> [Task directions] Extract the full listing below without altering a single character.

> [Recorded data]
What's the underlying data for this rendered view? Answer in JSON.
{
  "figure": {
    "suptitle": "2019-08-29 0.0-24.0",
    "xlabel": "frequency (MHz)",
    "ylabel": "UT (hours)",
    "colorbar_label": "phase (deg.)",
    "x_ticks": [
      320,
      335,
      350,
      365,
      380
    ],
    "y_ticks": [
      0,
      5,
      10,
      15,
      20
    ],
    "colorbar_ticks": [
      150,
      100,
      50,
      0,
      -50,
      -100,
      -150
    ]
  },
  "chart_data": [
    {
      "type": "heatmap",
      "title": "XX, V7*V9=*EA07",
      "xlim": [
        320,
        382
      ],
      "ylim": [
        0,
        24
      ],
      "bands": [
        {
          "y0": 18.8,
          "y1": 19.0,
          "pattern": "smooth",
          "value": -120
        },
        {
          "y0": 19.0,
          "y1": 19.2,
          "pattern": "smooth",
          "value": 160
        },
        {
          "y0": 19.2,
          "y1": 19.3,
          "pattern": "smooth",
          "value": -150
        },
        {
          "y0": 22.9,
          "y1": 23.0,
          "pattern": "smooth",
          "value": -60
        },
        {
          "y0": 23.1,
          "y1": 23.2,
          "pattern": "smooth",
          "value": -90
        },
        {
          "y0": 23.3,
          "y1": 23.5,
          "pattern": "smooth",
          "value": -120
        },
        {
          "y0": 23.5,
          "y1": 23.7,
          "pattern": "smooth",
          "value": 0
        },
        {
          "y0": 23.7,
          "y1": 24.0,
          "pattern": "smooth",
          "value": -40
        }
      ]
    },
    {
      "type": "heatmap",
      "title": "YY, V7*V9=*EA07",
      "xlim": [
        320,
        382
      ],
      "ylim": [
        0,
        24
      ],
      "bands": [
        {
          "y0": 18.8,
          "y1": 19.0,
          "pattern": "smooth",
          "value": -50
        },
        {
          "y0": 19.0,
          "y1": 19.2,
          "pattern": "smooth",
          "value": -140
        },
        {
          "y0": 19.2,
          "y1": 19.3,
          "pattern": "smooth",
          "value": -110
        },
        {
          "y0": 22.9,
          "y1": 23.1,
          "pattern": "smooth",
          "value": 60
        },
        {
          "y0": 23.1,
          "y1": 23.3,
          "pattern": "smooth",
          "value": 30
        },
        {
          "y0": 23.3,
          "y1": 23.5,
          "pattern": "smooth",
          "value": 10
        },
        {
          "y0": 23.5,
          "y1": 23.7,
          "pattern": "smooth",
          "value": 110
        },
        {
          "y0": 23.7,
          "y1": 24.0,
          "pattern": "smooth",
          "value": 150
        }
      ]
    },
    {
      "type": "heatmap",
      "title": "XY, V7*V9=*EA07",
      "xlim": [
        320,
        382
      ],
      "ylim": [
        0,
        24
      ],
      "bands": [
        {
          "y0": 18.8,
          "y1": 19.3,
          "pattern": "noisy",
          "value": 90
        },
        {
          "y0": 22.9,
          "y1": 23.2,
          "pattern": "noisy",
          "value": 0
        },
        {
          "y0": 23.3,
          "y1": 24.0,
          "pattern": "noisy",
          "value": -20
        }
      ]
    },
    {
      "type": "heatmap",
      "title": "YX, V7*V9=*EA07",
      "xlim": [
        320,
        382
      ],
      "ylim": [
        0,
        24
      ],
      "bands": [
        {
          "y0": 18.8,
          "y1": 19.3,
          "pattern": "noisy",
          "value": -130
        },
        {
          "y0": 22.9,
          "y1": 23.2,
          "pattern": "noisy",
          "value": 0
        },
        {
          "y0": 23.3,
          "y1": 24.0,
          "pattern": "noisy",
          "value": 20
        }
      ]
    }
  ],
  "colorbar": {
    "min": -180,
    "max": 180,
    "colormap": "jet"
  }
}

> [Solution below]
What's the underlying data for this rendered view? Answer in JSON.
{
  "figure": {
    "suptitle": "2019-08-29 0.0-24.0",
    "xlabel": "frequency (MHz)",
    "ylabel": "UT (hours)",
    "colorbar_label": "phase (deg.)",
    "x_ticks": [
      320,
      335,
      350,
      365,
      380
    ],
    "y_ticks": [
      0,
      5,
      10,
      15,
      20
    ],
    "colorbar_ticks": [
      150,
      100,
      50,
      0,
      -50,
      -100,
      -150
    ]
  },
  "chart_data": [
    {
      "type": "heatmap",
      "title": "XX, V7*V9=*EA07",
      "xlim": [
        320,
        382
      ],
      "ylim": [
        0,
        24
      ],
      "bands": [
        {
          "y0": 18.8,
          "y1": 19.0,
          "pattern": "smooth",
          "value": -120
        },
        {
          "y0": 19.0,
          "y1": 19.2,
          "pattern": "smooth",
          "value": 160
        },
        {
          "y0": 19.2,
          "y1": 19.3,
          "pattern": "smooth",
          "value": -150
        },
        {
          "y0": 22.9,
          "y1": 23.0,
          "pattern": "smooth",
          "value": -60
        },
        {
          "y0": 23.1,
          "y1": 23.2,
          "pattern": "smooth",
          "value": -90
        },
        {
          "y0": 23.3,
          "y1": 23.5,
          "pattern": "smooth",
          "value": -120
        },
        {
          "y0": 23.5,
          "y1": 23.7,
          "pattern": "smooth",
          "value": 0
        },
        {
          "y0": 23.7,
          "y1": 24.0,
          "pattern": "smooth",
          "value": -40
        }
      ]
    },
    {
      "type": "heatmap",
      "title": "YY, V7*V9=*EA07",
      "xlim": [
        320,
        382
      ],
      "ylim": [
        0,
        24
      ],
      "bands": [
        {
          "y0": 18.8,
          "y1": 19.0,
          "pattern": "smooth",
          "value": -50
        },
        {
          "y0": 19.0,
          "y1": 19.2,
          "pattern": "smooth",
          "value": -140
        },
        {
          "y0": 19.2,
          "y1": 19.3,
          "pattern": "smooth",
          "value": -110
        },
        {
          "y0": 22.9,
          "y1": 23.1,
          "pattern": "smooth",
          "value": 60
        },
        {
          "y0": 23.1,
          "y1": 23.3,
          "pattern": "smooth",
          "value": 30
        },
        {
          "y0": 23.3,
          "y1": 23.5,
          "pattern": "smooth",
          "value": 10
        },
        {
          "y0": 23.5,
          "y1": 23.7,
          "pattern": "smooth",
          "value": 110
        },
        {
          "y0": 23.7,
          "y1": 24.0,
          "pattern": "smooth",
          "value": 150
        }
      ]
    },
    {
      "type": "heatmap",
      "title": "XY, V7*V9=*EA07",
      "xlim": [
        320,
        382
      ],
      "ylim": [
        0,
        24
      ],
      "bands": [
        {
          "y0": 18.8,
          "y1": 19.3,
          "pattern": "noisy",
          "value": 90
        },
        {
          "y0": 22.9,
          "y1": 23.2,
          "pattern": "noisy",
          "value": 0
        },
        {
          "y0": 23.3,
          "y1": 24.0,
          "pattern": "noisy",
          "value": -20
        }
      ]
    },
    {
      "type": "heatmap",
      "title": "YX, V7*V9=*EA07",
      "xlim": [
        320,
        382
      ],
      "ylim": [
        0,
        24
      ],
      "bands": [
        {
          "y0": 18.8,
          "y1": 19.3,
          "pattern": "noisy",
          "value": -130
        },
        {
          "y0": 22.9,
          "y1": 23.2,
          "pattern": "noisy",
          "value": 0
        },
        {
          "y0": 23.3,
          "y1": 24.0,
          "pattern": "noisy",
          "value": 20
        }
      ]
    }
  ],
  "colorbar": {
    "min": -180,
    "max": 180,
    "colormap": "jet"
  }
}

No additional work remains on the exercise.